Provide the records once more, identical to the original.

_Data extracted from a collection:_
------------------------

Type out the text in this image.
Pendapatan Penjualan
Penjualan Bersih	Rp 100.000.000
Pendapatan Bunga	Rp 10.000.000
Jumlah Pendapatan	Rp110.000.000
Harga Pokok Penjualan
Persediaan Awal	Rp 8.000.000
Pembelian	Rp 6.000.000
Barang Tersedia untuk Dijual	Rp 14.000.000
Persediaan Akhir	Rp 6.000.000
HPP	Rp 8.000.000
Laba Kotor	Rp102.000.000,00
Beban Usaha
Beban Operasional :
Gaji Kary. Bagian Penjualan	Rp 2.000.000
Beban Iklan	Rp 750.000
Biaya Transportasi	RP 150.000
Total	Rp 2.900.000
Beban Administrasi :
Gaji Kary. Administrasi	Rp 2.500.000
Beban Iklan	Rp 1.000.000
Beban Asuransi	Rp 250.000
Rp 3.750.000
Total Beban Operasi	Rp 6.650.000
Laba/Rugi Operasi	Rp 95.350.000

------------------------

_The reply:_
Type out the text in this image.
Pendapatan Penjualan
Penjualan Bersih	Rp 100.000.000
Pendapatan Bunga	Rp 10.000.000
Jumlah Pendapatan	Rp110.000.000
Harga Pokok Penjualan
Persediaan Awal	Rp 8.000.000
Pembelian	Rp 6.000.000
Barang Tersedia untuk Dijual	Rp 14.000.000
Persediaan Akhir	Rp 6.000.000
HPP	Rp 8.000.000
Laba Kotor	Rp102.000.000,00
Beban Usaha
Beban Operasional :
Gaji Kary. Bagian Penjualan	Rp 2.000.000
Beban Iklan	Rp 750.000
Biaya Transportasi	RP 150.000
Total	Rp 2.900.000
Beban Administrasi :
Gaji Kary. Administrasi	Rp 2.500.000
Beban Iklan	Rp 1.000.000
Beban Asuransi	Rp 250.000
Rp 3.750.000
Total Beban Operasi	Rp 6.650.000
Laba/Rugi Operasi	Rp 95.350.000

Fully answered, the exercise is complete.